→ **Task**: Pull every line holding the string "kase" from the records below.
+ + +
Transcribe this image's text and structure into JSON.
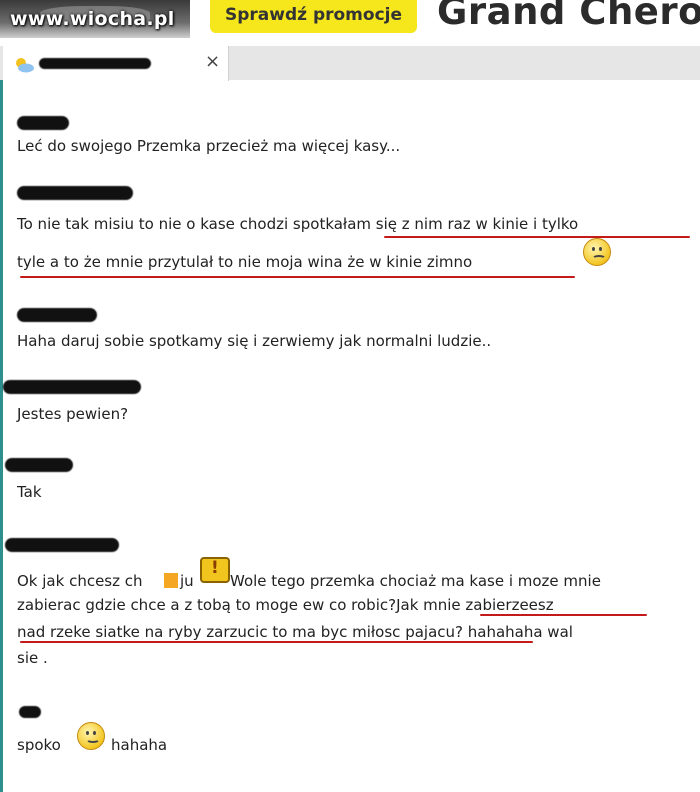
{
  "banner": {
    "watermark": "www.wiocha.pl",
    "promo_label": "Sprawdź promocje",
    "model_name": "Grand Chero"
  },
  "tab": {
    "close_glyph": "×"
  },
  "messages": [
    {
      "line1": "Leć do swojego Przemka przecież ma więcej kasy..."
    },
    {
      "line1": "To nie tak misiu to nie o kase chodzi spotkałam się z nim raz w kinie i tylko",
      "line2": "tyle a to że mnie przytulał  to nie moja wina że w kinie zimno"
    },
    {
      "line1": "Haha daruj sobie spotkamy się i zerwiemy jak normalni ludzie.."
    },
    {
      "line1": "Jestes pewien?"
    },
    {
      "line1": "Tak"
    },
    {
      "line1a": "Ok jak chcesz ch",
      "line1b": "ju",
      "line1c": "Wole tego przemka chociaż ma kase i moze mnie",
      "line2": "zabierac gdzie chce a z tobą to moge ew co robic?Jak mnie zabierzeesz",
      "line3": "nad rzeke siatke na ryby zarzucic to ma byc miłosc pajacu? hahahaha wal",
      "line4": "sie ."
    },
    {
      "line1a": "spoko",
      "line1b": "hahaha"
    }
  ],
  "colors": {
    "accent_underline": "#c41a1a",
    "promo_bg": "#f5e71c",
    "border_teal": "#2e8f8f"
  }
}
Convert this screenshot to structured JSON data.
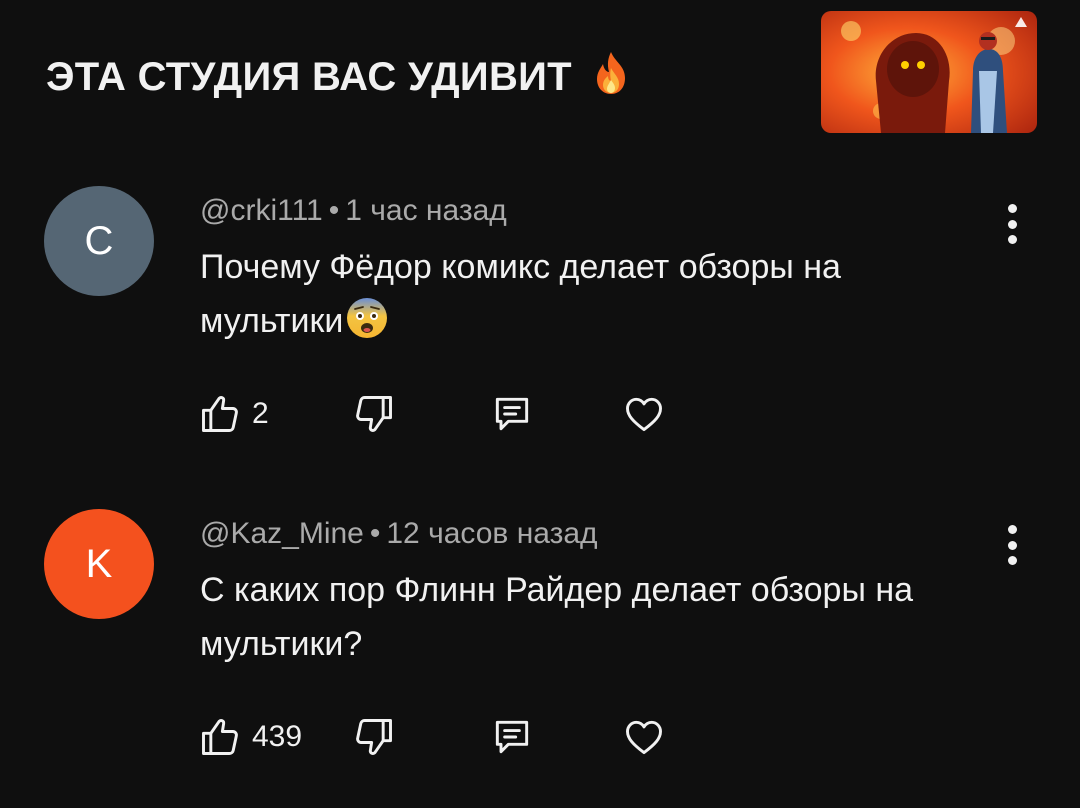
+ + +
→ **Response**:
      "line1": "To nie tak misiu to nie o kase chodzi spotkałam się z nim raz w kinie i tylko",
      "line1c": "Wole tego przemka chociaż ma kase i moze mnie",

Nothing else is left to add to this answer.